#### THE TASK
Set the listing down unchanged, minus every embedded image.

#### RECORD EXCERPTS

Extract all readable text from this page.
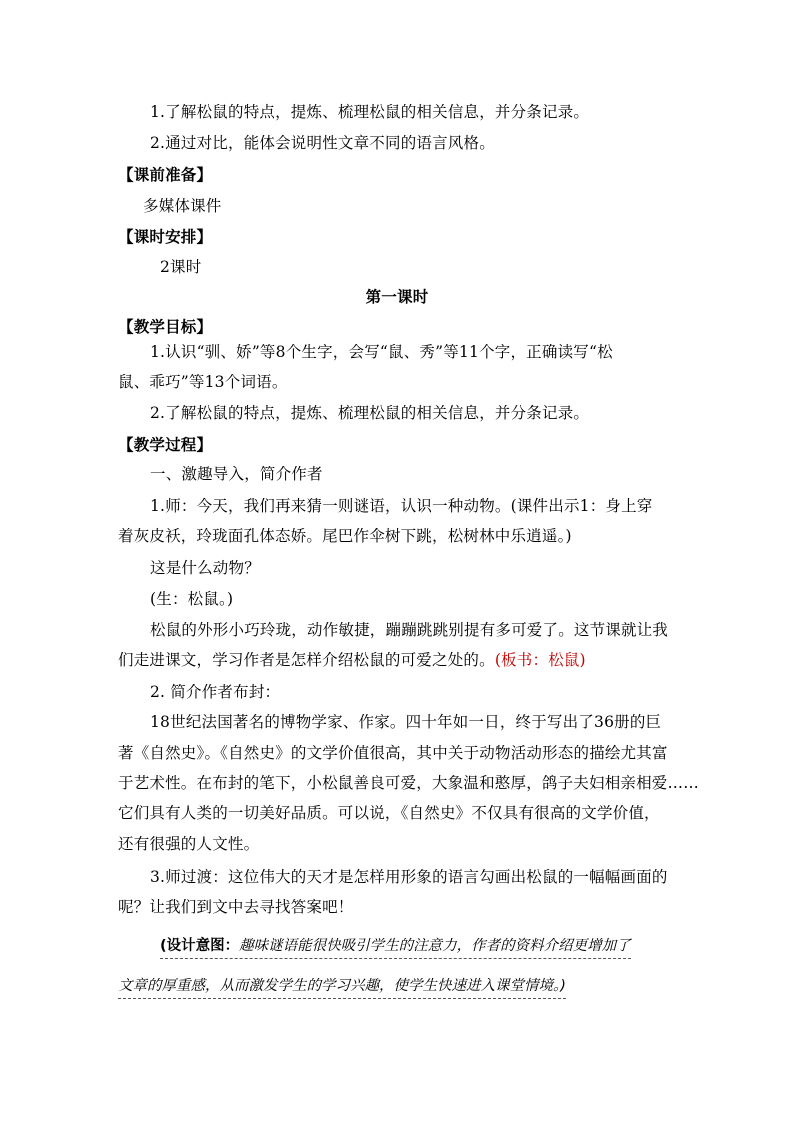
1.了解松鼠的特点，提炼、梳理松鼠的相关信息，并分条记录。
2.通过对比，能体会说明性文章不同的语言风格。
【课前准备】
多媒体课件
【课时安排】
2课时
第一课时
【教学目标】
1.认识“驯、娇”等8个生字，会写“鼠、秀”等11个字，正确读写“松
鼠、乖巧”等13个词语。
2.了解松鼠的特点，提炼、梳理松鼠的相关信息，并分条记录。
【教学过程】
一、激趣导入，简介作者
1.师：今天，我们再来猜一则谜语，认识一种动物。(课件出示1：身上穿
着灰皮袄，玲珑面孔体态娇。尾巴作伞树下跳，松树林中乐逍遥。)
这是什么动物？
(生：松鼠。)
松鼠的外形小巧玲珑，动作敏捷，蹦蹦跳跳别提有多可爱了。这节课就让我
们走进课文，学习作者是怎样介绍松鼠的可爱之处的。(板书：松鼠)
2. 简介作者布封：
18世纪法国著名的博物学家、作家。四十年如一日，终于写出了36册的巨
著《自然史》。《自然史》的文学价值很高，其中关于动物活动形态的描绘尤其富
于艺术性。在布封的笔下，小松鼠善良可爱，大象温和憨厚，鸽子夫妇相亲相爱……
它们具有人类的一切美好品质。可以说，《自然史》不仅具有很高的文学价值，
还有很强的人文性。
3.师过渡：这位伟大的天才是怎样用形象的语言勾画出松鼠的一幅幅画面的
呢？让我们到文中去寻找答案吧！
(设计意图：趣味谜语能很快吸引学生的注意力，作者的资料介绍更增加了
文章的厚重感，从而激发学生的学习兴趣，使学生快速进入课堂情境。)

#### SOLUTION FOR THIS PROBLEM
Extract all readable text from this page.
1.了解松鼠的特点，提炼、梳理松鼠的相关信息，并分条记录。
2.通过对比，能体会说明性文章不同的语言风格。
【课前准备】
多媒体课件
【课时安排】
2课时
第一课时
【教学目标】
1.认识“驯、娇”等8个生字，会写“鼠、秀”等11个字，正确读写“松
鼠、乖巧”等13个词语。
2.了解松鼠的特点，提炼、梳理松鼠的相关信息，并分条记录。
【教学过程】
一、激趣导入，简介作者
1.师：今天，我们再来猜一则谜语，认识一种动物。(课件出示1：身上穿
着灰皮袄，玲珑面孔体态娇。尾巴作伞树下跳，松树林中乐逍遥。)
这是什么动物？
(生：松鼠。)
松鼠的外形小巧玲珑，动作敏捷，蹦蹦跳跳别提有多可爱了。这节课就让我
们走进课文，学习作者是怎样介绍松鼠的可爱之处的。(板书：松鼠)
2. 简介作者布封：
18世纪法国著名的博物学家、作家。四十年如一日，终于写出了36册的巨
著《自然史》。《自然史》的文学价值很高，其中关于动物活动形态的描绘尤其富
于艺术性。在布封的笔下，小松鼠善良可爱，大象温和憨厚，鸽子夫妇相亲相爱……
它们具有人类的一切美好品质。可以说，《自然史》不仅具有很高的文学价值，
还有很强的人文性。
3.师过渡：这位伟大的天才是怎样用形象的语言勾画出松鼠的一幅幅画面的
呢？让我们到文中去寻找答案吧！
(设计意图：趣味谜语能很快吸引学生的注意力，作者的资料介绍更增加了
文章的厚重感，从而激发学生的学习兴趣，使学生快速进入课堂情境。)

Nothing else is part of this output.